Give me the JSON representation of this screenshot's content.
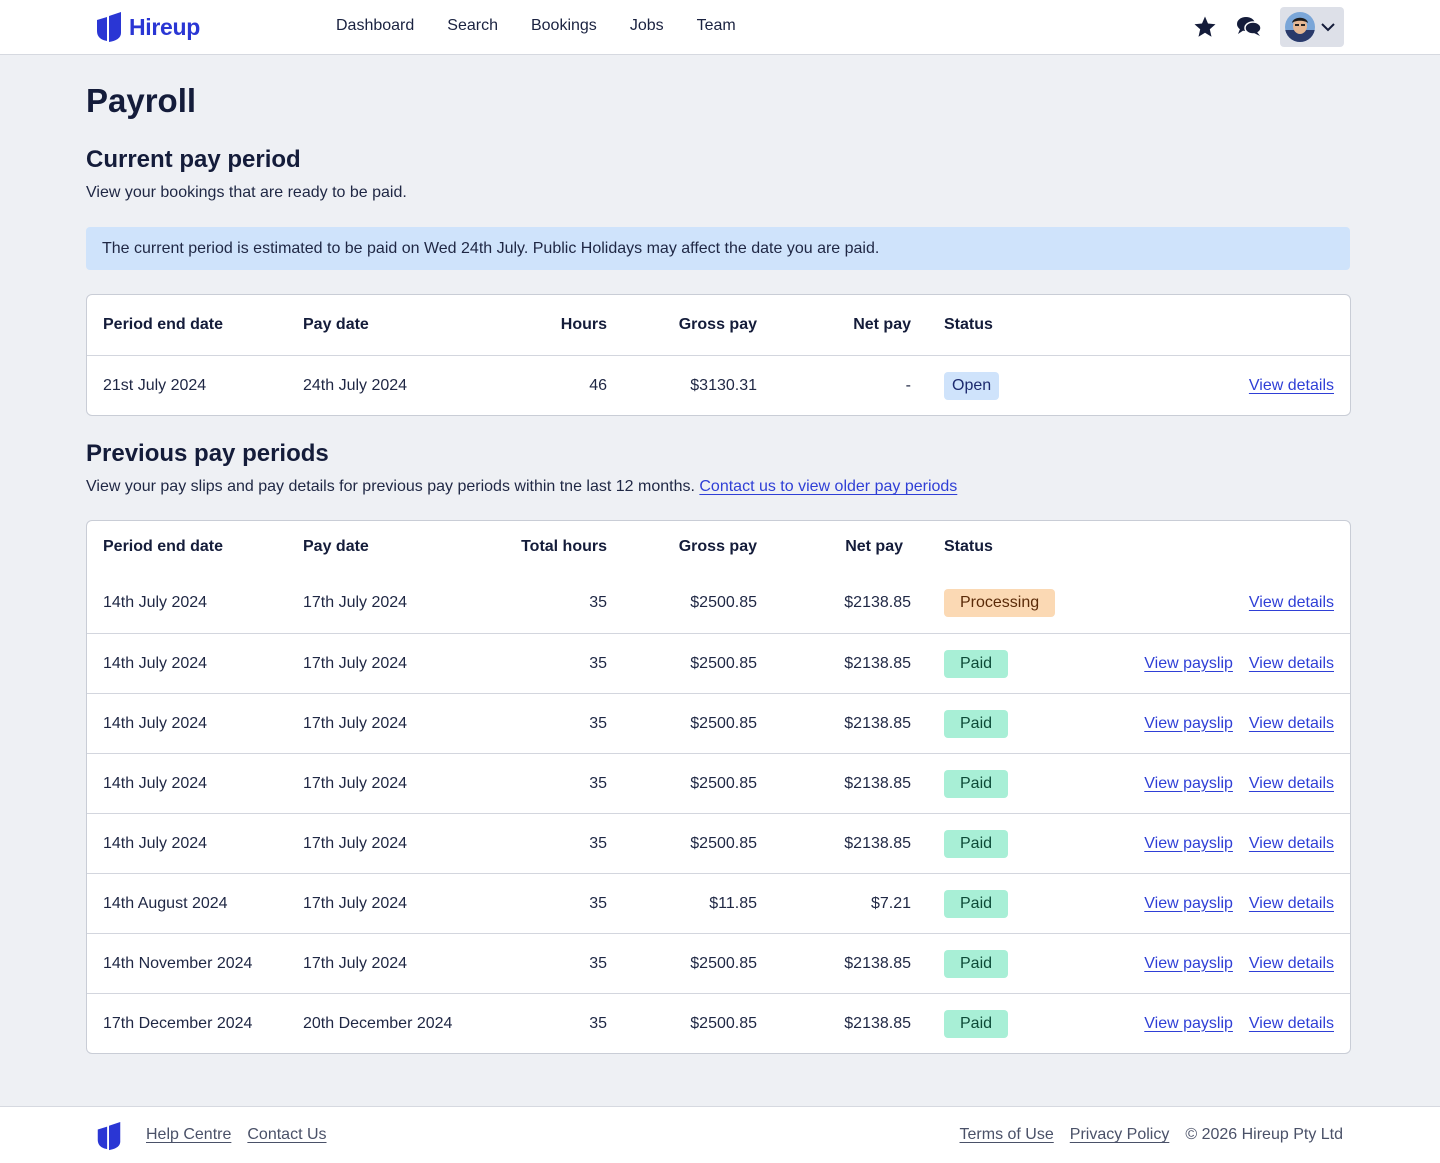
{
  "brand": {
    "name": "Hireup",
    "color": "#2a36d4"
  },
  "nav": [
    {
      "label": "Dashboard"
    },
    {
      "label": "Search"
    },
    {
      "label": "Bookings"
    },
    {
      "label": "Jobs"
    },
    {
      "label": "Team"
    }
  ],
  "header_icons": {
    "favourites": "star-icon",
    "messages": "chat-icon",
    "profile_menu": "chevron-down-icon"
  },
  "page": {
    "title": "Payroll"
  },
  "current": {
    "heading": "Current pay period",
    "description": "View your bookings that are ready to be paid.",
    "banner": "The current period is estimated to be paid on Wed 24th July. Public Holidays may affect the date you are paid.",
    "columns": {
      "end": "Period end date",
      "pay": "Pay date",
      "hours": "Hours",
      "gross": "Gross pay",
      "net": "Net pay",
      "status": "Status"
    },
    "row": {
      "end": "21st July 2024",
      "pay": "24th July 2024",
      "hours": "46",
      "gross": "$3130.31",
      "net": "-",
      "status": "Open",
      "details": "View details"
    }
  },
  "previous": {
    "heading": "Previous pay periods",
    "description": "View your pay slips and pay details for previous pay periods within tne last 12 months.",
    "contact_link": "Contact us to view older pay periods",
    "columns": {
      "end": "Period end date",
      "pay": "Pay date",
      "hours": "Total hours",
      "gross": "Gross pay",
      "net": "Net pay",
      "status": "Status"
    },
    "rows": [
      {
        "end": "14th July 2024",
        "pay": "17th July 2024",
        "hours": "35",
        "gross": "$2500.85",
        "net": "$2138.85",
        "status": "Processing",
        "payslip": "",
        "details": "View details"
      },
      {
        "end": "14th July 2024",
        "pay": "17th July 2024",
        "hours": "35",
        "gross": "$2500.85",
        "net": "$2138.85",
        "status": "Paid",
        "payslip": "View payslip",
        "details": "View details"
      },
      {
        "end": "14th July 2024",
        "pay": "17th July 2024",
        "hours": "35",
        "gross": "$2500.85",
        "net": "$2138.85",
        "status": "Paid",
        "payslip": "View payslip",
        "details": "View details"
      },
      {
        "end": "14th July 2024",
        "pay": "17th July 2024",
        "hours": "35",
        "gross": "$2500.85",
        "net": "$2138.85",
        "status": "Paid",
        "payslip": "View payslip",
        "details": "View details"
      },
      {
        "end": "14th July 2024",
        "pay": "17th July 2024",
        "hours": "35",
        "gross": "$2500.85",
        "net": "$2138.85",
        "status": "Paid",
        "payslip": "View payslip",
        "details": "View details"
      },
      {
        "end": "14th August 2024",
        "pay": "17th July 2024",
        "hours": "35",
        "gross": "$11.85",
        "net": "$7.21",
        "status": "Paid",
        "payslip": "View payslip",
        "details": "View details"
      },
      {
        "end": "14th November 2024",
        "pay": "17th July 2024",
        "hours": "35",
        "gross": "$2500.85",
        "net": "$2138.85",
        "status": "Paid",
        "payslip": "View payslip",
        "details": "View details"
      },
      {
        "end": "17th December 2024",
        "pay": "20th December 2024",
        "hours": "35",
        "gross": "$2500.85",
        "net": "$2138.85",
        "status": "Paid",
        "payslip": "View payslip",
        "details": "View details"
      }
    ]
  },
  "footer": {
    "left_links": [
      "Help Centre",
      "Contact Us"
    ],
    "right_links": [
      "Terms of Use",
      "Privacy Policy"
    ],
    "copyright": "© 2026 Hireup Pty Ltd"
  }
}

GIVEN EXERCISE:
Write out every record above exactly as it stands, but leave out the pictures.

RESPONSE:
Give me the JSON representation of this screenshot's content.
{
  "brand": {
    "name": "Hireup",
    "color": "#2a36d4"
  },
  "nav": [
    {
      "label": "Dashboard"
    },
    {
      "label": "Search"
    },
    {
      "label": "Bookings"
    },
    {
      "label": "Jobs"
    },
    {
      "label": "Team"
    }
  ],
  "header_icons": {
    "favourites": "star-icon",
    "messages": "chat-icon",
    "profile_menu": "chevron-down-icon"
  },
  "page": {
    "title": "Payroll"
  },
  "current": {
    "heading": "Current pay period",
    "description": "View your bookings that are ready to be paid.",
    "banner": "The current period is estimated to be paid on Wed 24th July. Public Holidays may affect the date you are paid.",
    "columns": {
      "end": "Period end date",
      "pay": "Pay date",
      "hours": "Hours",
      "gross": "Gross pay",
      "net": "Net pay",
      "status": "Status"
    },
    "row": {
      "end": "21st July 2024",
      "pay": "24th July 2024",
      "hours": "46",
      "gross": "$3130.31",
      "net": "-",
      "status": "Open",
      "details": "View details"
    }
  },
  "previous": {
    "heading": "Previous pay periods",
    "description": "View your pay slips and pay details for previous pay periods within tne last 12 months.",
    "contact_link": "Contact us to view older pay periods",
    "columns": {
      "end": "Period end date",
      "pay": "Pay date",
      "hours": "Total hours",
      "gross": "Gross pay",
      "net": "Net pay",
      "status": "Status"
    },
    "rows": [
      {
        "end": "14th July 2024",
        "pay": "17th July 2024",
        "hours": "35",
        "gross": "$2500.85",
        "net": "$2138.85",
        "status": "Processing",
        "payslip": "",
        "details": "View details"
      },
      {
        "end": "14th July 2024",
        "pay": "17th July 2024",
        "hours": "35",
        "gross": "$2500.85",
        "net": "$2138.85",
        "status": "Paid",
        "payslip": "View payslip",
        "details": "View details"
      },
      {
        "end": "14th July 2024",
        "pay": "17th July 2024",
        "hours": "35",
        "gross": "$2500.85",
        "net": "$2138.85",
        "status": "Paid",
        "payslip": "View payslip",
        "details": "View details"
      },
      {
        "end": "14th July 2024",
        "pay": "17th July 2024",
        "hours": "35",
        "gross": "$2500.85",
        "net": "$2138.85",
        "status": "Paid",
        "payslip": "View payslip",
        "details": "View details"
      },
      {
        "end": "14th July 2024",
        "pay": "17th July 2024",
        "hours": "35",
        "gross": "$2500.85",
        "net": "$2138.85",
        "status": "Paid",
        "payslip": "View payslip",
        "details": "View details"
      },
      {
        "end": "14th August 2024",
        "pay": "17th July 2024",
        "hours": "35",
        "gross": "$11.85",
        "net": "$7.21",
        "status": "Paid",
        "payslip": "View payslip",
        "details": "View details"
      },
      {
        "end": "14th November 2024",
        "pay": "17th July 2024",
        "hours": "35",
        "gross": "$2500.85",
        "net": "$2138.85",
        "status": "Paid",
        "payslip": "View payslip",
        "details": "View details"
      },
      {
        "end": "17th December 2024",
        "pay": "20th December 2024",
        "hours": "35",
        "gross": "$2500.85",
        "net": "$2138.85",
        "status": "Paid",
        "payslip": "View payslip",
        "details": "View details"
      }
    ]
  },
  "footer": {
    "left_links": [
      "Help Centre",
      "Contact Us"
    ],
    "right_links": [
      "Terms of Use",
      "Privacy Policy"
    ],
    "copyright": "© 2026 Hireup Pty Ltd"
  }
}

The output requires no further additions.